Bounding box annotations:
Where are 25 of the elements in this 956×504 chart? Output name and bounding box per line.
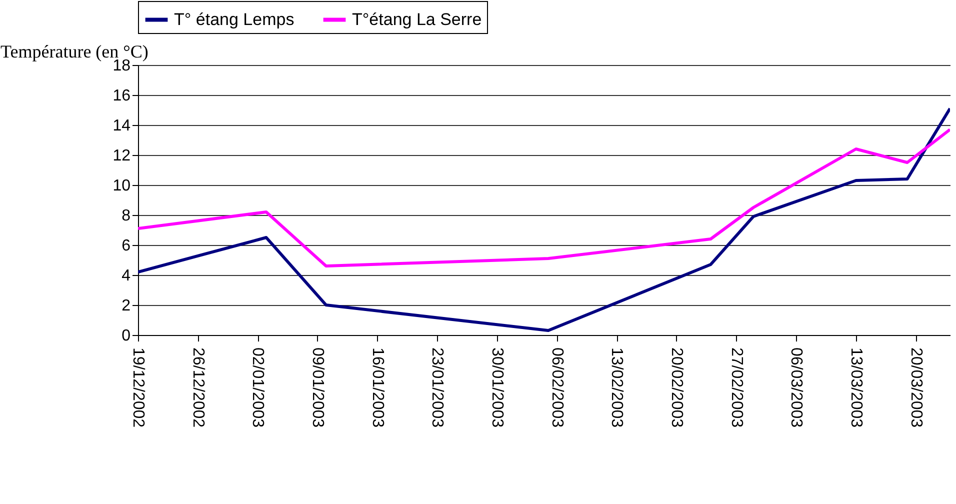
x-tick-label: 02/01/2003 [249,348,266,428]
y-tick-label: 4 [122,268,131,284]
x-tick-label: 16/01/2003 [368,348,386,428]
x-tick-label: 27/02/2003 [728,348,745,428]
x-tick-label: 09/01/2003 [308,348,326,428]
x-tick-label: 26/12/2002 [189,348,206,428]
x-tick-label: 06/02/2003 [548,348,566,428]
x-tick-label: 20/02/2003 [668,348,685,428]
y-tick-label: 10 [112,178,131,194]
legend-label: T°étang La Serre [352,10,482,29]
x-tick-label: 13/02/2003 [608,348,626,428]
x-tick-label: 13/03/2003 [847,348,864,428]
x-tick-label: 06/03/2003 [788,348,805,428]
legend-label: T° étang Lemps [174,10,294,29]
x-tick-label: 23/01/2003 [428,348,446,428]
y-tick-label: 6 [122,238,131,254]
x-tick-label: 19/12/2002 [130,348,146,428]
x-tick-label: 30/01/2003 [488,348,506,428]
y-tick-label: 8 [122,208,131,224]
y-tick-label: 0 [122,328,131,344]
y-tick-label: 2 [122,298,131,314]
y-tick-label: 16 [112,88,131,104]
y-tick-label: 14 [112,118,131,134]
y-tick-label: 12 [112,148,131,164]
x-tick-label: 20/03/2003 [907,348,924,428]
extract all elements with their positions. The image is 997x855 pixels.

Written exercise
Reproduce every line of the records above word for word, leaving out the pictures.

Worked solution
Where are 25 of the elements in this 956×504 chart? Output name and bounding box per line.
x-tick-label: 02/01/2003 [249,348,266,428]
y-tick-label: 4 [122,268,131,284]
x-tick-label: 16/01/2003 [368,348,386,428]
x-tick-label: 27/02/2003 [728,348,745,428]
x-tick-label: 09/01/2003 [308,348,326,428]
x-tick-label: 26/12/2002 [189,348,206,428]
x-tick-label: 06/02/2003 [548,348,566,428]
x-tick-label: 20/02/2003 [668,348,685,428]
y-tick-label: 10 [112,178,131,194]
legend-label: T°étang La Serre [352,10,482,29]
x-tick-label: 13/02/2003 [608,348,626,428]
x-tick-label: 13/03/2003 [847,348,864,428]
x-tick-label: 06/03/2003 [788,348,805,428]
legend-label: T° étang Lemps [174,10,294,29]
x-tick-label: 23/01/2003 [428,348,446,428]
y-tick-label: 6 [122,238,131,254]
x-tick-label: 19/12/2002 [130,348,146,428]
x-tick-label: 30/01/2003 [488,348,506,428]
y-tick-label: 8 [122,208,131,224]
y-tick-label: 0 [122,328,131,344]
y-tick-label: 2 [122,298,131,314]
y-tick-label: 16 [112,88,131,104]
y-tick-label: 14 [112,118,131,134]
y-tick-label: 12 [112,148,131,164]
x-tick-label: 20/03/2003 [907,348,924,428]
extract all elements with their positions. The image is 997x855 pixels.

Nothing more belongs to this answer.